— BEGIN —

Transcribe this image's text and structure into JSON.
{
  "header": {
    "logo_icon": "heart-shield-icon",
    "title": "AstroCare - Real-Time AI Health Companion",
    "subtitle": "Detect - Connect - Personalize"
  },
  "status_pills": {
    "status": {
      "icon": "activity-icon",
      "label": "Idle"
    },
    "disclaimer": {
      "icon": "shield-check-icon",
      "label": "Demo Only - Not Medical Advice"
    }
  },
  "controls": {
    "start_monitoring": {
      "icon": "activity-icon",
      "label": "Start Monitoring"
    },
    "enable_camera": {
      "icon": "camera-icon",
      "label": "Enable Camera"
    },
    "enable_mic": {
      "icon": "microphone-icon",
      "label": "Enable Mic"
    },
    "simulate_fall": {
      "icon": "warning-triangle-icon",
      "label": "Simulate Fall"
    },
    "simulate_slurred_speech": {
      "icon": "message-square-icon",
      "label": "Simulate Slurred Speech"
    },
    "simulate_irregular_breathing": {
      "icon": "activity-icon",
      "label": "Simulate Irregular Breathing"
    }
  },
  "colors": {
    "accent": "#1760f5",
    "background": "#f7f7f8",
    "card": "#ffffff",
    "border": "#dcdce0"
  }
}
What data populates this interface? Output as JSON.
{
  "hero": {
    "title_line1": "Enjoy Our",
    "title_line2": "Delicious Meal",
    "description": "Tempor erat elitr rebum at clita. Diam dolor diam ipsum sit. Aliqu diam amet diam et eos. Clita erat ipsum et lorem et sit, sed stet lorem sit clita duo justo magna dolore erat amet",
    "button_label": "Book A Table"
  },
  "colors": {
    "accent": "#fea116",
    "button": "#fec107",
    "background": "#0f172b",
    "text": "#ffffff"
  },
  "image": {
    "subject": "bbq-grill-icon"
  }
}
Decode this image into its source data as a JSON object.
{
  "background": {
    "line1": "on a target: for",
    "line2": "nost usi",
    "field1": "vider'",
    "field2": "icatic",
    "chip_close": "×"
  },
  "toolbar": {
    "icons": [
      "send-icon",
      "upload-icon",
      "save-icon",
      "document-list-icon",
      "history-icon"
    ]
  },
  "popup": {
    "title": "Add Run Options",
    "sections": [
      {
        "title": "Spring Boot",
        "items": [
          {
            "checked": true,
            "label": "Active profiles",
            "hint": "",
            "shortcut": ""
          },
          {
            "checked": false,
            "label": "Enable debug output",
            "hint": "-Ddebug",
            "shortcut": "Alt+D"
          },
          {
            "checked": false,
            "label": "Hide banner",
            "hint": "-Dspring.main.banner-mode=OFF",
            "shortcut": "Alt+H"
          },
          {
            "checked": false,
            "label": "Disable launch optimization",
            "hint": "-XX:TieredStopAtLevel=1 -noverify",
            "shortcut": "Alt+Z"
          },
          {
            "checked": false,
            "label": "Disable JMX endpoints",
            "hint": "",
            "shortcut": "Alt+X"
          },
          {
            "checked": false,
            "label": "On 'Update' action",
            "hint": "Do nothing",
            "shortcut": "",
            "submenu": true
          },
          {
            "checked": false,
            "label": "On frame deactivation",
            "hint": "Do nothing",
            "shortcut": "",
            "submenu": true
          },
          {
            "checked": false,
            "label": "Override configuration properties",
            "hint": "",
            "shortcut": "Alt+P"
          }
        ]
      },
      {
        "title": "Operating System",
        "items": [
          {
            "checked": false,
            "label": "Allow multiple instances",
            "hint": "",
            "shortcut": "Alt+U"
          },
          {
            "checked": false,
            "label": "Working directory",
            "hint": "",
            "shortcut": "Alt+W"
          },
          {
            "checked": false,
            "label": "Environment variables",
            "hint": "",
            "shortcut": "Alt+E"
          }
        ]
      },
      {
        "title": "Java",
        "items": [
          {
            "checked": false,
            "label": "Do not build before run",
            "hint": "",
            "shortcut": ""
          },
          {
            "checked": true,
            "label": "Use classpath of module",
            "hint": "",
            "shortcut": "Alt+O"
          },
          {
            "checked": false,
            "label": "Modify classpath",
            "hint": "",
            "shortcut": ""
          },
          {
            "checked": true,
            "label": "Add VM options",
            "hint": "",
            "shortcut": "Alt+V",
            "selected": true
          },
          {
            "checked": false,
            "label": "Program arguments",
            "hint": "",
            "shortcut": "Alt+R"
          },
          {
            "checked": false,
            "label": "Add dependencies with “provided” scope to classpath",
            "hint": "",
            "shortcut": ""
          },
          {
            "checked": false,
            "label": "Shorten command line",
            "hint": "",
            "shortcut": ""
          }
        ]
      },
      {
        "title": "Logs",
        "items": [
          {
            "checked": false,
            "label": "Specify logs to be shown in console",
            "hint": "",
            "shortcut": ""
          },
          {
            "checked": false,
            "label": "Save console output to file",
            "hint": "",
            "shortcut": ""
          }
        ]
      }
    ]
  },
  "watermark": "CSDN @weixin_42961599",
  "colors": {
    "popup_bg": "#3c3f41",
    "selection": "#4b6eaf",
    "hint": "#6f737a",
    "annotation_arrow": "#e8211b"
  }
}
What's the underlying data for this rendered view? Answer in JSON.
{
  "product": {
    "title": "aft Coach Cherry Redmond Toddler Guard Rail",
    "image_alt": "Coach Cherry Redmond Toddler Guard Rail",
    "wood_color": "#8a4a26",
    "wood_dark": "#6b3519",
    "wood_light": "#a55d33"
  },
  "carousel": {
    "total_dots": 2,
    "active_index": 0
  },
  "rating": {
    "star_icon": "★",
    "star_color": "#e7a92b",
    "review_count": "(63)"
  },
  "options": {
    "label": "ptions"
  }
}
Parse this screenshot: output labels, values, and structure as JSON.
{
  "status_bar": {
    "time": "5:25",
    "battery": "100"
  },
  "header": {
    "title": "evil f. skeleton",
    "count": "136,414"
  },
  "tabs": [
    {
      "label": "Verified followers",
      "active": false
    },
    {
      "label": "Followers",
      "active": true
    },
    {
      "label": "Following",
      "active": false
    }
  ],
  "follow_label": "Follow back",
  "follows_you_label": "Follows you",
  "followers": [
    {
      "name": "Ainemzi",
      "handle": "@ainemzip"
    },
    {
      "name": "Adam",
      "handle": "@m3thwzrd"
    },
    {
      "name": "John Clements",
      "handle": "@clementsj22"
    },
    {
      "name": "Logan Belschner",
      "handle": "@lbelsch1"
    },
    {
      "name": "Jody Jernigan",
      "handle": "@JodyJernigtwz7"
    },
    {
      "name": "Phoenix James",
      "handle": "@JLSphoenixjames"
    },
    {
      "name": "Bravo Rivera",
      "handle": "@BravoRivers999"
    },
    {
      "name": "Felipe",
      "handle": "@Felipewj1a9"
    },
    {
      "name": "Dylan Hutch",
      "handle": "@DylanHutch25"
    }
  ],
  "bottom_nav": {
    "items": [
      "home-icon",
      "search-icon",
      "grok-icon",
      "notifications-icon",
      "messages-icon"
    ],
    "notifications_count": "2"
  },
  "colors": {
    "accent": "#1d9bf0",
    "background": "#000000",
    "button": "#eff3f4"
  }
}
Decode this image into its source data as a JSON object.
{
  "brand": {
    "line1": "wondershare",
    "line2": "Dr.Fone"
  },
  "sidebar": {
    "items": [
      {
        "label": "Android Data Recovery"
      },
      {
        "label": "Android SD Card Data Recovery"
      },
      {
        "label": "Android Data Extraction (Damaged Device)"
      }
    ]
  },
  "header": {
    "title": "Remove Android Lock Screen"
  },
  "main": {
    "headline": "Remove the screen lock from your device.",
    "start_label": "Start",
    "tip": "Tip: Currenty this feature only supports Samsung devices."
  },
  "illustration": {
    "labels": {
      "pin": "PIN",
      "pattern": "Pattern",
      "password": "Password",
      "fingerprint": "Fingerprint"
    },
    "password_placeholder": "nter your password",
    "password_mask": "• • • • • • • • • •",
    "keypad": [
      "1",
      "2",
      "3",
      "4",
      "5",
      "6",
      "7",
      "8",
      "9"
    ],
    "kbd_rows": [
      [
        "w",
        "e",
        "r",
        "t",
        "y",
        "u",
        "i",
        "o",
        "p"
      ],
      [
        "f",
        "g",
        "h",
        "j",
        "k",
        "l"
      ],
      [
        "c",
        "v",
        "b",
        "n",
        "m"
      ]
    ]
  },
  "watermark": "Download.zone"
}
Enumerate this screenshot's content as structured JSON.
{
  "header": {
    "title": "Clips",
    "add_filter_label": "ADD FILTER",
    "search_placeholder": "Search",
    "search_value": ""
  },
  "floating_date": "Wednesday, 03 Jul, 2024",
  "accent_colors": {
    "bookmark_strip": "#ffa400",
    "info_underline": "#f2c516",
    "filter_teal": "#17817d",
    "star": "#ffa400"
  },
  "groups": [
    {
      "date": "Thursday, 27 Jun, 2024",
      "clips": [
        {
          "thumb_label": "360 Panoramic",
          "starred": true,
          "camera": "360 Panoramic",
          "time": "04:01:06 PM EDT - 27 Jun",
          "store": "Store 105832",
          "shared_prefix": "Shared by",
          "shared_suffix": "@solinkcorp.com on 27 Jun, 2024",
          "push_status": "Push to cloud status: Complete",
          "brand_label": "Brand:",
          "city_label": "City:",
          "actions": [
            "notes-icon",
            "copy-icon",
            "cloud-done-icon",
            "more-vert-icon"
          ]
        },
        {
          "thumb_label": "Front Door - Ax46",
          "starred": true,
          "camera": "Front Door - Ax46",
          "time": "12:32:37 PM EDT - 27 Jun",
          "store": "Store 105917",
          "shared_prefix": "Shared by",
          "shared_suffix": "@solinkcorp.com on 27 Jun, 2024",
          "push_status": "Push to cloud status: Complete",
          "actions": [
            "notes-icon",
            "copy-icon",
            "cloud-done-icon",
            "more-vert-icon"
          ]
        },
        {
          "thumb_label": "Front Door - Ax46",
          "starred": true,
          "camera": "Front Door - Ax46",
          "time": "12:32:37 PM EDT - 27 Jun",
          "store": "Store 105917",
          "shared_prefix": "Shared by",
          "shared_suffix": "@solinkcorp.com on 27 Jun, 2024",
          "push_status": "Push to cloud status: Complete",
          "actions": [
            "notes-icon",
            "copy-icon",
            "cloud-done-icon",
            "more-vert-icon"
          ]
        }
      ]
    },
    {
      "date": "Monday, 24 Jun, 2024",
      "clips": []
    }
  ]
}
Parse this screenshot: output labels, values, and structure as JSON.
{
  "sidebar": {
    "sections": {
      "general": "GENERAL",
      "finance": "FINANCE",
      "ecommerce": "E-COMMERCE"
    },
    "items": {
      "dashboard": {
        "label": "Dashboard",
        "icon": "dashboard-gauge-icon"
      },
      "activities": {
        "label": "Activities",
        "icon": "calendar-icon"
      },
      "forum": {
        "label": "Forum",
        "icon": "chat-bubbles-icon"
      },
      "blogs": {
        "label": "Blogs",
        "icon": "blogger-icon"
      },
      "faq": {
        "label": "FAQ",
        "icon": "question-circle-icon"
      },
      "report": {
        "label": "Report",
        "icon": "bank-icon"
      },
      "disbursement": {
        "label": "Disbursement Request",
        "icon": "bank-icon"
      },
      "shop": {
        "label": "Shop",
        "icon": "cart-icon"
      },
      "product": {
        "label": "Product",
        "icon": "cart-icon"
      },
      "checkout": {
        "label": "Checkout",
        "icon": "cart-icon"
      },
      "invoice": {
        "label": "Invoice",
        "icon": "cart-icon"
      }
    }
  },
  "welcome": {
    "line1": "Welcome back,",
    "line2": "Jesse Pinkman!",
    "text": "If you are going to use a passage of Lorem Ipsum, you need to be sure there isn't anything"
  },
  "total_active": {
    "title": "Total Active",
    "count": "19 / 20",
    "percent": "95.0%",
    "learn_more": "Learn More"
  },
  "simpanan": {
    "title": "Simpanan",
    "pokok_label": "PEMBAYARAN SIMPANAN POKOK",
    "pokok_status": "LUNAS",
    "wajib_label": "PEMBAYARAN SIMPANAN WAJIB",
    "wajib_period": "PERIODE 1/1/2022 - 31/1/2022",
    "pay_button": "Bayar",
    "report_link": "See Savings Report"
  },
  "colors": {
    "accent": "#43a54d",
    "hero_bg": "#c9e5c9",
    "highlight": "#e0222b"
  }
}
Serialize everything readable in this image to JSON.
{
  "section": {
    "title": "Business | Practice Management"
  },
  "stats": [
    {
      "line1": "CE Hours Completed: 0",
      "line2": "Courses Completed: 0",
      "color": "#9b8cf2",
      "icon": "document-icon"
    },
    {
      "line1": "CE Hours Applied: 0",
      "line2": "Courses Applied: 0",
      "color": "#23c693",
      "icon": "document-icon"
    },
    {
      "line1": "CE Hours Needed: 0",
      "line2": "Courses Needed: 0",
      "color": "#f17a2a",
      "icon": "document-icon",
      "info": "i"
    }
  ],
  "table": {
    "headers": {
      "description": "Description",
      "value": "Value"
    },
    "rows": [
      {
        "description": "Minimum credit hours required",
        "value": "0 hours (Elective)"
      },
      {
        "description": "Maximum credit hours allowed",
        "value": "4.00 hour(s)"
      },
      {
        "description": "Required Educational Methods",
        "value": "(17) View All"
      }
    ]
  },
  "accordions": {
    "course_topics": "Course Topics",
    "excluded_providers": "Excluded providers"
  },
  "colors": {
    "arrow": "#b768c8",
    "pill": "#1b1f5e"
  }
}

— END —

- _OBJECTIVE_:
Identify the lines of the data that contain the word "credit". Copy each of them.

- _OUTPUT FOR THIS TASK_:
        "description": "Minimum credit hours required",
        "description": "Maximum credit hours allowed",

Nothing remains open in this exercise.